# Start of RECORDS PROVIDED

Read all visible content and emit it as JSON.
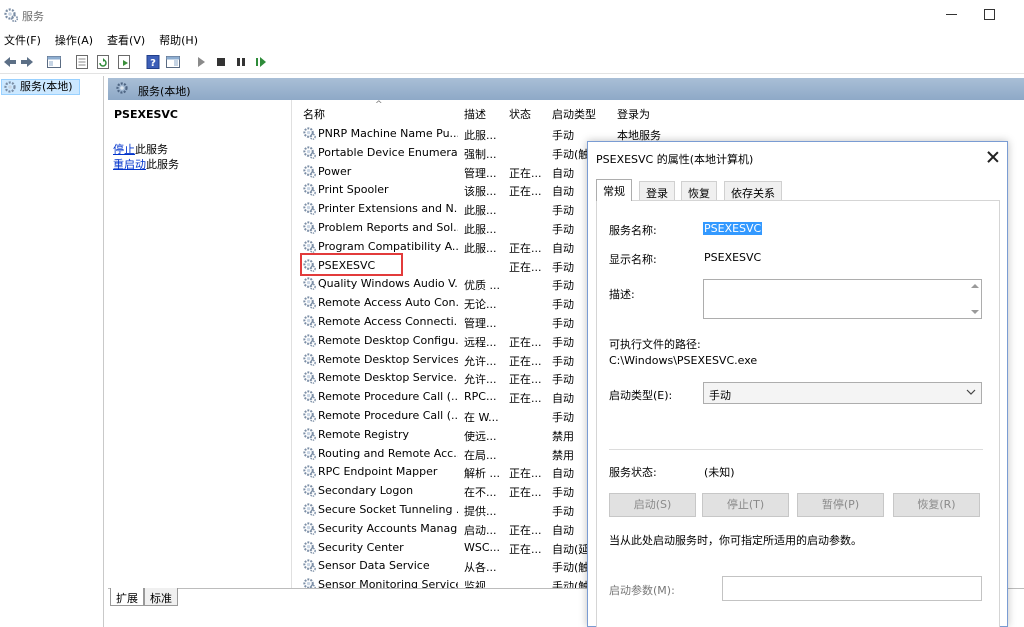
{
  "window": {
    "title": "服务"
  },
  "menu": [
    "文件(F)",
    "操作(A)",
    "查看(V)",
    "帮助(H)"
  ],
  "tree": {
    "root_label": "服务(本地)"
  },
  "pane": {
    "title": "服务(本地)"
  },
  "detail": {
    "service_name": "PSEXESVC",
    "stop_link": "停止",
    "stop_suffix": "此服务",
    "restart_link": "重启动",
    "restart_suffix": "此服务"
  },
  "columns": {
    "name": "名称",
    "desc": "描述",
    "state": "状态",
    "start": "启动类型",
    "logon": "登录为"
  },
  "services": [
    {
      "name": "PNRP Machine Name Pu...",
      "desc": "此服...",
      "state": "",
      "start": "手动",
      "logon": "本地服务"
    },
    {
      "name": "Portable Device Enumera...",
      "desc": "强制...",
      "state": "",
      "start": "手动(触",
      "logon": ""
    },
    {
      "name": "Power",
      "desc": "管理...",
      "state": "正在...",
      "start": "自动",
      "logon": ""
    },
    {
      "name": "Print Spooler",
      "desc": "该服...",
      "state": "正在...",
      "start": "自动",
      "logon": ""
    },
    {
      "name": "Printer Extensions and N...",
      "desc": "此服...",
      "state": "",
      "start": "手动",
      "logon": ""
    },
    {
      "name": "Problem Reports and Sol...",
      "desc": "此服...",
      "state": "",
      "start": "手动",
      "logon": ""
    },
    {
      "name": "Program Compatibility A...",
      "desc": "此服...",
      "state": "正在...",
      "start": "自动",
      "logon": ""
    },
    {
      "name": "PSEXESVC",
      "desc": "",
      "state": "正在...",
      "start": "手动",
      "logon": ""
    },
    {
      "name": "Quality Windows Audio V...",
      "desc": "优质 ...",
      "state": "",
      "start": "手动",
      "logon": ""
    },
    {
      "name": "Remote Access Auto Con...",
      "desc": "无论...",
      "state": "",
      "start": "手动",
      "logon": ""
    },
    {
      "name": "Remote Access Connecti...",
      "desc": "管理...",
      "state": "",
      "start": "手动",
      "logon": ""
    },
    {
      "name": "Remote Desktop Configu...",
      "desc": "远程...",
      "state": "正在...",
      "start": "手动",
      "logon": ""
    },
    {
      "name": "Remote Desktop Services",
      "desc": "允许...",
      "state": "正在...",
      "start": "手动",
      "logon": ""
    },
    {
      "name": "Remote Desktop Service...",
      "desc": "允许...",
      "state": "正在...",
      "start": "手动",
      "logon": ""
    },
    {
      "name": "Remote Procedure Call (...",
      "desc": "RPC...",
      "state": "正在...",
      "start": "自动",
      "logon": ""
    },
    {
      "name": "Remote Procedure Call (...",
      "desc": "在 W...",
      "state": "",
      "start": "手动",
      "logon": ""
    },
    {
      "name": "Remote Registry",
      "desc": "使远...",
      "state": "",
      "start": "禁用",
      "logon": ""
    },
    {
      "name": "Routing and Remote Acc...",
      "desc": "在局...",
      "state": "",
      "start": "禁用",
      "logon": ""
    },
    {
      "name": "RPC Endpoint Mapper",
      "desc": "解析 ...",
      "state": "正在...",
      "start": "自动",
      "logon": ""
    },
    {
      "name": "Secondary Logon",
      "desc": "在不...",
      "state": "正在...",
      "start": "手动",
      "logon": ""
    },
    {
      "name": "Secure Socket Tunneling ...",
      "desc": "提供...",
      "state": "",
      "start": "手动",
      "logon": ""
    },
    {
      "name": "Security Accounts Manag...",
      "desc": "启动...",
      "state": "正在...",
      "start": "自动",
      "logon": ""
    },
    {
      "name": "Security Center",
      "desc": "WSC...",
      "state": "正在...",
      "start": "自动(延",
      "logon": ""
    },
    {
      "name": "Sensor Data Service",
      "desc": "从各...",
      "state": "",
      "start": "手动(触",
      "logon": ""
    },
    {
      "name": "Sensor Monitoring Service",
      "desc": "监视...",
      "state": "",
      "start": "手动(触",
      "logon": ""
    }
  ],
  "bottom_tabs": [
    "扩展",
    "标准"
  ],
  "dialog": {
    "title": "PSEXESVC 的属性(本地计算机)",
    "tabs": [
      "常规",
      "登录",
      "恢复",
      "依存关系"
    ],
    "service_name_label": "服务名称:",
    "service_name_value": "PSEXESVC",
    "display_name_label": "显示名称:",
    "display_name_value": "PSEXESVC",
    "description_label": "描述:",
    "path_label": "可执行文件的路径:",
    "path_value": "C:\\Windows\\PSEXESVC.exe",
    "startup_type_label": "启动类型(E):",
    "startup_type_value": "手动",
    "status_label": "服务状态:",
    "status_value": "(未知)",
    "buttons": [
      "启动(S)",
      "停止(T)",
      "暂停(P)",
      "恢复(R)"
    ],
    "hint": "当从此处启动服务时，你可指定所适用的启动参数。",
    "params_label": "启动参数(M):"
  }
}
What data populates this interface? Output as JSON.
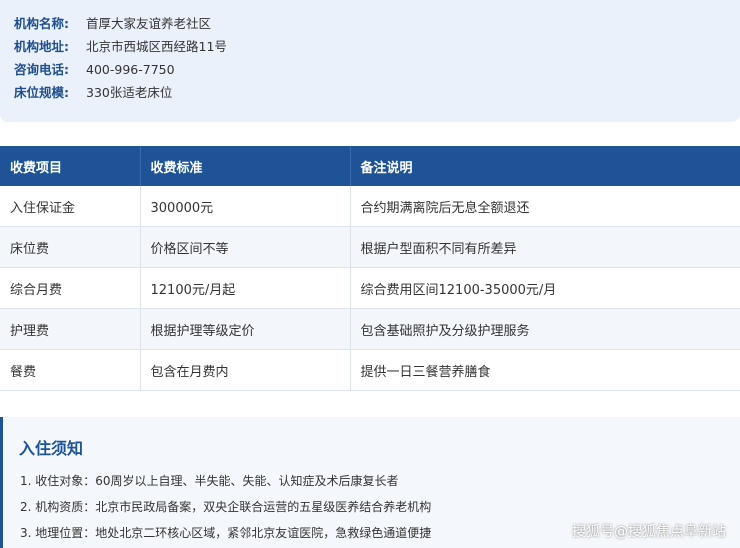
{
  "info": {
    "rows": [
      {
        "key": "机构名称:",
        "value": "首厚大家友谊养老社区"
      },
      {
        "key": "机构地址:",
        "value": "北京市西城区西经路11号"
      },
      {
        "key": "咨询电话:",
        "value": "400-996-7750"
      },
      {
        "key": "床位规模:",
        "value": "330张适老床位"
      }
    ]
  },
  "table": {
    "headers": [
      "收费项目",
      "收费标准",
      "备注说明"
    ],
    "rows": [
      [
        "入住保证金",
        "300000元",
        "合约期满离院后无息全额退还"
      ],
      [
        "床位费",
        "价格区间不等",
        "根据户型面积不同有所差异"
      ],
      [
        "综合月费",
        "12100元/月起",
        "综合费用区间12100-35000元/月"
      ],
      [
        "护理费",
        "根据护理等级定价",
        "包含基础照护及分级护理服务"
      ],
      [
        "餐费",
        "包含在月费内",
        "提供一日三餐营养膳食"
      ]
    ]
  },
  "notice": {
    "title": "入住须知",
    "items": [
      "1. 收住对象：60周岁以上自理、半失能、失能、认知症及术后康复长者",
      "2. 机构资质：北京市民政局备案，双央企联合运营的五星级医养结合养老机构",
      "3. 地理位置：地处北京二环核心区域，紧邻北京友谊医院，急救绿色通道便捷"
    ]
  },
  "watermark": "搜狐号@搜狐焦点阜新站",
  "colors": {
    "accent": "#1e5497",
    "info_bg": "#eaf1fa",
    "row_alt": "#f3f6fa"
  }
}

# End of RECORDS PROVIDED

**WORK TO COMPLETE:**
Omit the pictures, and please restate word for word the lines running from the line with "What data populates" to the end of the entries.

**THE REPLY:**
What data populates this interface? Output as JSON.
{
  "info": {
    "rows": [
      {
        "key": "机构名称:",
        "value": "首厚大家友谊养老社区"
      },
      {
        "key": "机构地址:",
        "value": "北京市西城区西经路11号"
      },
      {
        "key": "咨询电话:",
        "value": "400-996-7750"
      },
      {
        "key": "床位规模:",
        "value": "330张适老床位"
      }
    ]
  },
  "table": {
    "headers": [
      "收费项目",
      "收费标准",
      "备注说明"
    ],
    "rows": [
      [
        "入住保证金",
        "300000元",
        "合约期满离院后无息全额退还"
      ],
      [
        "床位费",
        "价格区间不等",
        "根据户型面积不同有所差异"
      ],
      [
        "综合月费",
        "12100元/月起",
        "综合费用区间12100-35000元/月"
      ],
      [
        "护理费",
        "根据护理等级定价",
        "包含基础照护及分级护理服务"
      ],
      [
        "餐费",
        "包含在月费内",
        "提供一日三餐营养膳食"
      ]
    ]
  },
  "notice": {
    "title": "入住须知",
    "items": [
      "1. 收住对象：60周岁以上自理、半失能、失能、认知症及术后康复长者",
      "2. 机构资质：北京市民政局备案，双央企联合运营的五星级医养结合养老机构",
      "3. 地理位置：地处北京二环核心区域，紧邻北京友谊医院，急救绿色通道便捷"
    ]
  },
  "watermark": "搜狐号@搜狐焦点阜新站",
  "colors": {
    "accent": "#1e5497",
    "info_bg": "#eaf1fa",
    "row_alt": "#f3f6fa"
  }
}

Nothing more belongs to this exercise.